### TASK INPUTS
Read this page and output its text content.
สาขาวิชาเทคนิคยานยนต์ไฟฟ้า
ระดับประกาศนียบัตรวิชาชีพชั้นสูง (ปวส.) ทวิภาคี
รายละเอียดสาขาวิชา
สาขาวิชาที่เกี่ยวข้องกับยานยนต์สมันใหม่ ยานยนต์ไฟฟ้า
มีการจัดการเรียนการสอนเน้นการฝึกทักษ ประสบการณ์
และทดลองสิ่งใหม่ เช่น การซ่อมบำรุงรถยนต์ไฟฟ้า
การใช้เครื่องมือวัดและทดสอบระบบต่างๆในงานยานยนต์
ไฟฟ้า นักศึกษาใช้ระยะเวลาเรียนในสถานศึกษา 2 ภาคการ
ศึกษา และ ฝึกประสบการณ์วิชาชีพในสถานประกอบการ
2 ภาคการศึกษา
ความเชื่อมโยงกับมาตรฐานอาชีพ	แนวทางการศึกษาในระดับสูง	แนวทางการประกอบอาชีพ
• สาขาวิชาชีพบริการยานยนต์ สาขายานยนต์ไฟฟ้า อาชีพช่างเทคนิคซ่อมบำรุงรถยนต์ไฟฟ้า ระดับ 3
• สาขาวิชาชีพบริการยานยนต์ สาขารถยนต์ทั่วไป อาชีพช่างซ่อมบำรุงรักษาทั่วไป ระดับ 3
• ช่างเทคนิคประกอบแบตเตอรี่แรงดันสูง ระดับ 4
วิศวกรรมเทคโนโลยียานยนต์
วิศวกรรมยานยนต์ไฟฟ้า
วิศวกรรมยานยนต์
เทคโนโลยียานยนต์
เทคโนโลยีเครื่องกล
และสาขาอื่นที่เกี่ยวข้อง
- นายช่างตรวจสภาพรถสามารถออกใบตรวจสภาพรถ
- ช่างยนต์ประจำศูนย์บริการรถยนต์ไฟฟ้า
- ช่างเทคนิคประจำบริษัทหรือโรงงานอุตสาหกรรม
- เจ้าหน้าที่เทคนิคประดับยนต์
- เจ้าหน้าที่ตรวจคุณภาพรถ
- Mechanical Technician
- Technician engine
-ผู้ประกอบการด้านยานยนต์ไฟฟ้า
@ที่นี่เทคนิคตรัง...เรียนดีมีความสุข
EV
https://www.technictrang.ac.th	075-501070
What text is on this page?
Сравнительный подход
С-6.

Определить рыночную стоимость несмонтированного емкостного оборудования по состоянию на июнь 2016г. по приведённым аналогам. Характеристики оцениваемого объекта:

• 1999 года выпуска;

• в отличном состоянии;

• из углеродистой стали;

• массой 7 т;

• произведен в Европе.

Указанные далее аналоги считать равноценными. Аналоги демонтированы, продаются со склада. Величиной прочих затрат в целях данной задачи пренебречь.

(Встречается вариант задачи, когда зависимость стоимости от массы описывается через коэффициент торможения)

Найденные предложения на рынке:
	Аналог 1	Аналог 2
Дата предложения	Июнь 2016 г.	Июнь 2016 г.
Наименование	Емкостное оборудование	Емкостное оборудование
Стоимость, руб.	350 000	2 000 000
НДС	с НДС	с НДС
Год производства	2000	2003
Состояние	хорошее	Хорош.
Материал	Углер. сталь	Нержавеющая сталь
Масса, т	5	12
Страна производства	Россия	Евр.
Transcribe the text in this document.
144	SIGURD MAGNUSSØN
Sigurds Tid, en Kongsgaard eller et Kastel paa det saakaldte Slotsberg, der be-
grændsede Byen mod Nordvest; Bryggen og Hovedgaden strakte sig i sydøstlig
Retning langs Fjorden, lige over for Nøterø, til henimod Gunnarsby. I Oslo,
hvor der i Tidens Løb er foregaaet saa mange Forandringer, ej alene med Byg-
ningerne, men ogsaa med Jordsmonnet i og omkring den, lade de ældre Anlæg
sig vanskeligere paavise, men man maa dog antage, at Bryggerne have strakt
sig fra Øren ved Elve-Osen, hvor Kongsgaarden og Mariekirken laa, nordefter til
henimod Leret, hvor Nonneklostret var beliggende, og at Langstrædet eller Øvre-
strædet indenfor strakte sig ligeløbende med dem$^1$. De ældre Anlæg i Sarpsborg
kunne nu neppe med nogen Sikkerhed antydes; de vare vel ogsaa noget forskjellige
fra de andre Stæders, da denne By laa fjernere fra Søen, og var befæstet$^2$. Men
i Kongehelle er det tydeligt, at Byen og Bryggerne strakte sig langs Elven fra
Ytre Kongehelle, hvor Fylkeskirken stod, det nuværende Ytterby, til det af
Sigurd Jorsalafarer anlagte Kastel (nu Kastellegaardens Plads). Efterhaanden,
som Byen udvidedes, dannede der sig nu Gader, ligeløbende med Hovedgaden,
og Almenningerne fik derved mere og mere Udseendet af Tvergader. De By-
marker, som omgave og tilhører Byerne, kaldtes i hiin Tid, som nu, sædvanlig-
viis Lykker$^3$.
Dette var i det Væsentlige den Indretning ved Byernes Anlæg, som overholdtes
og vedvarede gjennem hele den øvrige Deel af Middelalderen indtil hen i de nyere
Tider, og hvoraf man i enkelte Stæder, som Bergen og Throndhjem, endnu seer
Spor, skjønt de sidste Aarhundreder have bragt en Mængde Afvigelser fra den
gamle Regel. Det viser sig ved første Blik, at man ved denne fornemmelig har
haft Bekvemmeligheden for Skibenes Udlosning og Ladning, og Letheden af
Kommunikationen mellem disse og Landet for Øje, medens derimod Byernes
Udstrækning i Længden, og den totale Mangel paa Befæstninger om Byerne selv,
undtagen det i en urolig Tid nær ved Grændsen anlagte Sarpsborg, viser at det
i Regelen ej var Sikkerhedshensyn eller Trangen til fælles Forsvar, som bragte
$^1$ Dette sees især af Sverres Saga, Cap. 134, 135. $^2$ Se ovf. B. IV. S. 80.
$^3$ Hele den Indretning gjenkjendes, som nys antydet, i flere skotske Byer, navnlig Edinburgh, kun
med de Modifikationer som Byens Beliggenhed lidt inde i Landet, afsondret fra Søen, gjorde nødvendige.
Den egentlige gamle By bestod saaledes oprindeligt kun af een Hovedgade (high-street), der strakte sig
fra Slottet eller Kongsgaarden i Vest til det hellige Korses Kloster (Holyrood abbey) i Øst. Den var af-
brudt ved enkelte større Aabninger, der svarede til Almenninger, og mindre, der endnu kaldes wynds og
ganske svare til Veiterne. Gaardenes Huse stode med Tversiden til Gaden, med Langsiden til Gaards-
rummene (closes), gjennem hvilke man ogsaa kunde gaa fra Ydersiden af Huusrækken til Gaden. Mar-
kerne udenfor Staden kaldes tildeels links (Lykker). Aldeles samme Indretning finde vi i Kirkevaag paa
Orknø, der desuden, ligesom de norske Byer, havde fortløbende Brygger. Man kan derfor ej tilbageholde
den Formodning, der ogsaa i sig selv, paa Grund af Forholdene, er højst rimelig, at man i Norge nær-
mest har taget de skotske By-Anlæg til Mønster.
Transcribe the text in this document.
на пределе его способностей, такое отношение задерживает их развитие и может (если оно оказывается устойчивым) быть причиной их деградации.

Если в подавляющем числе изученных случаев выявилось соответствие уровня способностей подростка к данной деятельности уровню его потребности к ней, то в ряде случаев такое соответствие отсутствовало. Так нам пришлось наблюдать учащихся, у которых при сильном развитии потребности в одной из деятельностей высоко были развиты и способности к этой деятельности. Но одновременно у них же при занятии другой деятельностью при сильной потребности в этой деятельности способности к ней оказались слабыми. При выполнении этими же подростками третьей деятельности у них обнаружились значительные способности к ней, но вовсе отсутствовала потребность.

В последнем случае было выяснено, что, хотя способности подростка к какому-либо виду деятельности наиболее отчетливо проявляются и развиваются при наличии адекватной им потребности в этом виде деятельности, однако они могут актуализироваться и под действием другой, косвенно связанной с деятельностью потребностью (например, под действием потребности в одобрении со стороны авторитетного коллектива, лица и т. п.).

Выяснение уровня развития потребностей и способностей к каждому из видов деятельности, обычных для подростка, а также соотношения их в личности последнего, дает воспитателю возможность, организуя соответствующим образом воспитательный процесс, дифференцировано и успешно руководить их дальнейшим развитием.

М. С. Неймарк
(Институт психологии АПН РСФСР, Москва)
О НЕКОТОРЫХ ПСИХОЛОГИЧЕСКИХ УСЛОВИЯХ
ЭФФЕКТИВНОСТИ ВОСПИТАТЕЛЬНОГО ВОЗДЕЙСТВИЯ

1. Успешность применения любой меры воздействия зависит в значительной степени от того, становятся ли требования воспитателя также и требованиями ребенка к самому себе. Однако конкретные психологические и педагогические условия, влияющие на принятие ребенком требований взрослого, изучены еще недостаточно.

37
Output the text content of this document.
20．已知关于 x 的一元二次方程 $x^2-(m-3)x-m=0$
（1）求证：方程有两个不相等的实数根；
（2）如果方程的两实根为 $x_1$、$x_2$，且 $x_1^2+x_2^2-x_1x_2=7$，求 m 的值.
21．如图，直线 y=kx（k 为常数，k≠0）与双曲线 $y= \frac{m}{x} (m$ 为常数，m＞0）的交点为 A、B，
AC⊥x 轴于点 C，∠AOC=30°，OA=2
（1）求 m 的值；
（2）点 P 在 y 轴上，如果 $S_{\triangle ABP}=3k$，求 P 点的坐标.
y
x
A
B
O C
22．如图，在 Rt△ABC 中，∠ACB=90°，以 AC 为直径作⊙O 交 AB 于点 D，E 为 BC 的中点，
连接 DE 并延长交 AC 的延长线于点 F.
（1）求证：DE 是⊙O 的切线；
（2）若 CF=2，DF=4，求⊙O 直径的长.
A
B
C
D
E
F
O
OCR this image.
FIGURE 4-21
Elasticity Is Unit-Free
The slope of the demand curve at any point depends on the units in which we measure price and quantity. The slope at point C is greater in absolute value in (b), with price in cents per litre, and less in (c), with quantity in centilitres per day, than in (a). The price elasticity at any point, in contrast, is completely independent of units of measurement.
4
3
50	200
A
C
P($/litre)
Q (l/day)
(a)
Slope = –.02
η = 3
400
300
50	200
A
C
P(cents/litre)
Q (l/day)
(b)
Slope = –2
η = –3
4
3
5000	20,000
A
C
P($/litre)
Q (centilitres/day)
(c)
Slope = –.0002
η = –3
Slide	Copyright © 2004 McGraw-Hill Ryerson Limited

### AIM
Give solely the number of lines in the data that contain the string "способностей".

### CORRECT RESPONSE
3